### [EXERCISE DATA]
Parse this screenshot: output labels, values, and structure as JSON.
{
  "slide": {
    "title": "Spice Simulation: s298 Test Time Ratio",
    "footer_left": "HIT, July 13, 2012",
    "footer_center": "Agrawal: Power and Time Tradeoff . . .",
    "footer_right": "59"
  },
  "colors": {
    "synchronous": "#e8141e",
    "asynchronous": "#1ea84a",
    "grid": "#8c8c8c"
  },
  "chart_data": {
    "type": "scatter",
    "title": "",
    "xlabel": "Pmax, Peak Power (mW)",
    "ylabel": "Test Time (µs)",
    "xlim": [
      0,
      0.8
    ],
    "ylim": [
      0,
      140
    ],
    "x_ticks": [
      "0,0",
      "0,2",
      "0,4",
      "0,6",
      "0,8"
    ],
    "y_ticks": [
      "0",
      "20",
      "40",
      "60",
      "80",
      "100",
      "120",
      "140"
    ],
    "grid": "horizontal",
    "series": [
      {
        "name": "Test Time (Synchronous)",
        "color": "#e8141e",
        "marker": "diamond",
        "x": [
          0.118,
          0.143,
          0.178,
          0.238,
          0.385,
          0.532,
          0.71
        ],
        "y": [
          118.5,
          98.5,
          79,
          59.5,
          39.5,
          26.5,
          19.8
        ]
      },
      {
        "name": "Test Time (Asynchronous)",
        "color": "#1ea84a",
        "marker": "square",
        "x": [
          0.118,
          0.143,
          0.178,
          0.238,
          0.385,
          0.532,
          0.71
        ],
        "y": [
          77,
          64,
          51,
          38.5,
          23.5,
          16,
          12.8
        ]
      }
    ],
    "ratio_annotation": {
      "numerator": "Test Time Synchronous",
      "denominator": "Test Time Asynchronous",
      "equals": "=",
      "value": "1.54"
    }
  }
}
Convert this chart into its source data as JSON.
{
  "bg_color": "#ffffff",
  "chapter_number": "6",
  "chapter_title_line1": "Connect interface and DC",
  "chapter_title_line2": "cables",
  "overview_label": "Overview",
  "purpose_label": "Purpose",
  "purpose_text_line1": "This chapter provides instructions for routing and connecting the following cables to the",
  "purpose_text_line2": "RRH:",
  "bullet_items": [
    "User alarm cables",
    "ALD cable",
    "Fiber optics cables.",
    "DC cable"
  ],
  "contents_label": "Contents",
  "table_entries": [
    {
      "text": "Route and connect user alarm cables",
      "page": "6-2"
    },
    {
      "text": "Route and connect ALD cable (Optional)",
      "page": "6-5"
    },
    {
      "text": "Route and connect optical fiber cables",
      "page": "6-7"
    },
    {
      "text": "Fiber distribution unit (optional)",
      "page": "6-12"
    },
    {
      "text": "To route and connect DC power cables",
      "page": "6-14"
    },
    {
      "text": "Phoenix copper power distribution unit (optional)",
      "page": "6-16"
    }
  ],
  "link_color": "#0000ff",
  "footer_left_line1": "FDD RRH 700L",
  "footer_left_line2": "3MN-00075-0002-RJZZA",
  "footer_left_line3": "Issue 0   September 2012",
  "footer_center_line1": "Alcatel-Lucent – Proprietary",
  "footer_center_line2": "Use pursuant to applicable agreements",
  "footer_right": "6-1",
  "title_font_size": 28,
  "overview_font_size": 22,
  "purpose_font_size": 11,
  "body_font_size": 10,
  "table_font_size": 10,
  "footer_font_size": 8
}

### [DIRECTION]
Your answer should be only the number of lines that hold the word "page".

### [WRITTEN ANSWER]
6